> [SHORT TASK]: Retype every entry exactly, character for character.

────

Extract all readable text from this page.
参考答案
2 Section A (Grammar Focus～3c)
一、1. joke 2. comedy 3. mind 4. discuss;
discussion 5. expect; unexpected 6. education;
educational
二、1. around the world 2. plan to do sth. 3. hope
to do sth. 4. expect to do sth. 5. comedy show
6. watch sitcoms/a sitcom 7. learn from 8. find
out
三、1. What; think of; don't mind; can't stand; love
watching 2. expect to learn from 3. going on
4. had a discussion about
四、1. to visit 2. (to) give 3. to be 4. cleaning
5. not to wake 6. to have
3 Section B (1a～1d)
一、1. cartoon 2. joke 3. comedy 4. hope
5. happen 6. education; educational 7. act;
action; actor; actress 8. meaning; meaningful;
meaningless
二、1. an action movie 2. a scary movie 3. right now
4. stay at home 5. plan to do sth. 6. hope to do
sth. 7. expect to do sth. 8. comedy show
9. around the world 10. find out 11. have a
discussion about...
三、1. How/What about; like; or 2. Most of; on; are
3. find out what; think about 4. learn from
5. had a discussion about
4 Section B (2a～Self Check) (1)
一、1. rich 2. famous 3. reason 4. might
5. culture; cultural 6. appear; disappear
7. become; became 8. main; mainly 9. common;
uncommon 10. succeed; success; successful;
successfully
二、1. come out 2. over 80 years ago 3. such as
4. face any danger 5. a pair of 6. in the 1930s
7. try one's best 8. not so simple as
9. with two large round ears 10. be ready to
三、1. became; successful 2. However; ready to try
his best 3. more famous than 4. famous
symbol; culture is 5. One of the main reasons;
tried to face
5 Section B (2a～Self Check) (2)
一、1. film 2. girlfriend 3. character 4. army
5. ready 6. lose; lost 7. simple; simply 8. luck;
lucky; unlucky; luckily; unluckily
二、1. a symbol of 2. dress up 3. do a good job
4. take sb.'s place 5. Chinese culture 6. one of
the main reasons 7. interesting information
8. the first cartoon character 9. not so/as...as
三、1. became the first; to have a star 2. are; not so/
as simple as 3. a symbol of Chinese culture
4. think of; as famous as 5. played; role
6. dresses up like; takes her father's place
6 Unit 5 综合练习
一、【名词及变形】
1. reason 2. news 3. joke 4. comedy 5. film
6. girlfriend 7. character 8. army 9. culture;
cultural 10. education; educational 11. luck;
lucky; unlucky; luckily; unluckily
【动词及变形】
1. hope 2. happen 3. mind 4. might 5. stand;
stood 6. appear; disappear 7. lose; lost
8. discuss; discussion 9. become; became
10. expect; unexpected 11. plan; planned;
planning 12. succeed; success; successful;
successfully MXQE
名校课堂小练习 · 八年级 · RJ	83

────

> [COMPLETE RESPONSE]:
Extract all readable text from this page.
参考答案
2 Section A (Grammar Focus～3c)
一、1. joke 2. comedy 3. mind 4. discuss;
discussion 5. expect; unexpected 6. education;
educational
二、1. around the world 2. plan to do sth. 3. hope
to do sth. 4. expect to do sth. 5. comedy show
6. watch sitcoms/a sitcom 7. learn from 8. find
out
三、1. What; think of; don't mind; can't stand; love
watching 2. expect to learn from 3. going on
4. had a discussion about
四、1. to visit 2. (to) give 3. to be 4. cleaning
5. not to wake 6. to have
3 Section B (1a～1d)
一、1. cartoon 2. joke 3. comedy 4. hope
5. happen 6. education; educational 7. act;
action; actor; actress 8. meaning; meaningful;
meaningless
二、1. an action movie 2. a scary movie 3. right now
4. stay at home 5. plan to do sth. 6. hope to do
sth. 7. expect to do sth. 8. comedy show
9. around the world 10. find out 11. have a
discussion about...
三、1. How/What about; like; or 2. Most of; on; are
3. find out what; think about 4. learn from
5. had a discussion about
4 Section B (2a～Self Check) (1)
一、1. rich 2. famous 3. reason 4. might
5. culture; cultural 6. appear; disappear
7. become; became 8. main; mainly 9. common;
uncommon 10. succeed; success; successful;
successfully
二、1. come out 2. over 80 years ago 3. such as
4. face any danger 5. a pair of 6. in the 1930s
7. try one's best 8. not so simple as
9. with two large round ears 10. be ready to
三、1. became; successful 2. However; ready to try
his best 3. more famous than 4. famous
symbol; culture is 5. One of the main reasons;
tried to face
5 Section B (2a～Self Check) (2)
一、1. film 2. girlfriend 3. character 4. army
5. ready 6. lose; lost 7. simple; simply 8. luck;
lucky; unlucky; luckily; unluckily
二、1. a symbol of 2. dress up 3. do a good job
4. take sb.'s place 5. Chinese culture 6. one of
the main reasons 7. interesting information
8. the first cartoon character 9. not so/as...as
三、1. became the first; to have a star 2. are; not so/
as simple as 3. a symbol of Chinese culture
4. think of; as famous as 5. played; role
6. dresses up like; takes her father's place
6 Unit 5 综合练习
一、【名词及变形】
1. reason 2. news 3. joke 4. comedy 5. film
6. girlfriend 7. character 8. army 9. culture;
cultural 10. education; educational 11. luck;
lucky; unlucky; luckily; unluckily
【动词及变形】
1. hope 2. happen 3. mind 4. might 5. stand;
stood 6. appear; disappear 7. lose; lost
8. discuss; discussion 9. become; became
10. expect; unexpected 11. plan; planned;
planning 12. succeed; success; successful;
successfully MXQE
名校课堂小练习 · 八年级 · RJ	83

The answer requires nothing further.